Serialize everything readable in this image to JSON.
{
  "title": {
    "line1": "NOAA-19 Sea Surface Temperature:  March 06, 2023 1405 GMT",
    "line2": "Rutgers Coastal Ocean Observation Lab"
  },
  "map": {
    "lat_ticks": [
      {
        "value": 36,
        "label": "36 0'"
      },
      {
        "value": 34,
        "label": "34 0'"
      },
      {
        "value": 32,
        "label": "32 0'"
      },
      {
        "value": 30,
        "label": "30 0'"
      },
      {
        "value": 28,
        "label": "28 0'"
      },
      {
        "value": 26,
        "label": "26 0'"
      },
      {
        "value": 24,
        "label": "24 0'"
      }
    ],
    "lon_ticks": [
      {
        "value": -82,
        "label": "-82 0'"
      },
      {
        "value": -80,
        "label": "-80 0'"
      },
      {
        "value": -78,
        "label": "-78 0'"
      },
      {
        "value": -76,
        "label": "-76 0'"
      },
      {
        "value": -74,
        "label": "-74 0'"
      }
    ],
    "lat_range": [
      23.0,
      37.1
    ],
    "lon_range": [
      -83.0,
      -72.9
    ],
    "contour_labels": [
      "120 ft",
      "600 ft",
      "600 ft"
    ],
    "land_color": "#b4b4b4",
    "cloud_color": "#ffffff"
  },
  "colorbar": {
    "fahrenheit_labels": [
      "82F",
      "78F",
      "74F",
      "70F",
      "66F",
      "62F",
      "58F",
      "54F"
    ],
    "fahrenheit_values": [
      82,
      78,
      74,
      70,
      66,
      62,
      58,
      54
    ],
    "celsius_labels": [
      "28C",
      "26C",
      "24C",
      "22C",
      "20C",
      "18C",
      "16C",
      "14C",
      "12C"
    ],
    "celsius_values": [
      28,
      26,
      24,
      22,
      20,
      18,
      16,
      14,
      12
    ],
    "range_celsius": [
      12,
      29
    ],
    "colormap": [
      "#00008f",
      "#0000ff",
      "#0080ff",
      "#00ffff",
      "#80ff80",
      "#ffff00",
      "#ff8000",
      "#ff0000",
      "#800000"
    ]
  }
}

§

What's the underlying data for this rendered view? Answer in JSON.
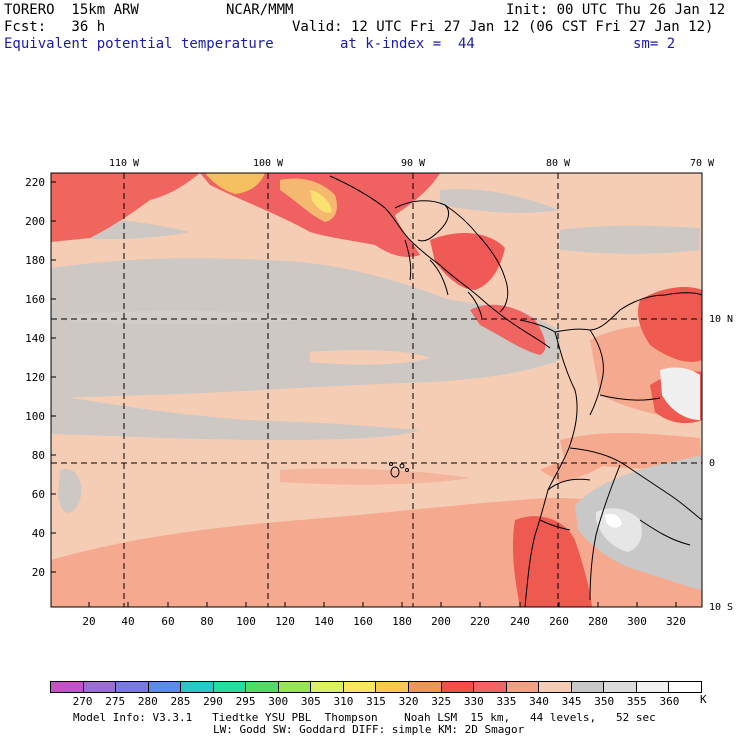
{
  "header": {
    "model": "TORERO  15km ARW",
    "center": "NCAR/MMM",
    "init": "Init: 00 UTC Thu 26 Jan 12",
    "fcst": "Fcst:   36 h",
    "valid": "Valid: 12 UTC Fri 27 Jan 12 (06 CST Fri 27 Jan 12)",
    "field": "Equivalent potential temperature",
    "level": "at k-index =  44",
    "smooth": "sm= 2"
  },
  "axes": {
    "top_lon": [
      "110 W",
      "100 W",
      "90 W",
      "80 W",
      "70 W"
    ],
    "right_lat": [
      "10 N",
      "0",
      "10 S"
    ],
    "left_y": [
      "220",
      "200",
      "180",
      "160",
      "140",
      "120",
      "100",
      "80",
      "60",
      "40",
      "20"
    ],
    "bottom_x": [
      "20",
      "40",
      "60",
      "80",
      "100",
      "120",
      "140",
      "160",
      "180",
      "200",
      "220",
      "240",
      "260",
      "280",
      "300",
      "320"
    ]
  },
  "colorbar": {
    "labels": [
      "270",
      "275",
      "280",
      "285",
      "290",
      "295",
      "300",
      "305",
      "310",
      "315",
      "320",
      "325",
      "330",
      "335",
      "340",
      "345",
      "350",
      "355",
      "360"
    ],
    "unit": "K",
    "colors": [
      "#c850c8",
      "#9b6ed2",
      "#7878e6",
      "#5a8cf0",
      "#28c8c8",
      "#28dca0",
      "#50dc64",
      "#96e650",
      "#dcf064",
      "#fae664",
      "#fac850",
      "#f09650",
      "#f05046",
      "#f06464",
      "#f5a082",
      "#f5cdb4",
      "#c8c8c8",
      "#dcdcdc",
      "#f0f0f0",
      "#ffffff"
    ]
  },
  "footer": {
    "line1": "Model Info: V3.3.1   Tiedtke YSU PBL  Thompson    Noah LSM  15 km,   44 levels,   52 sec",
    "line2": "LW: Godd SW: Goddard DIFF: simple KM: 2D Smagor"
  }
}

§

Where a line of the material above holds the string "JSON", copy that line.

* Response to this task:
Serialize everything readable in this image to JSON.
What's the underlying data for this rendered view? Answer in JSON.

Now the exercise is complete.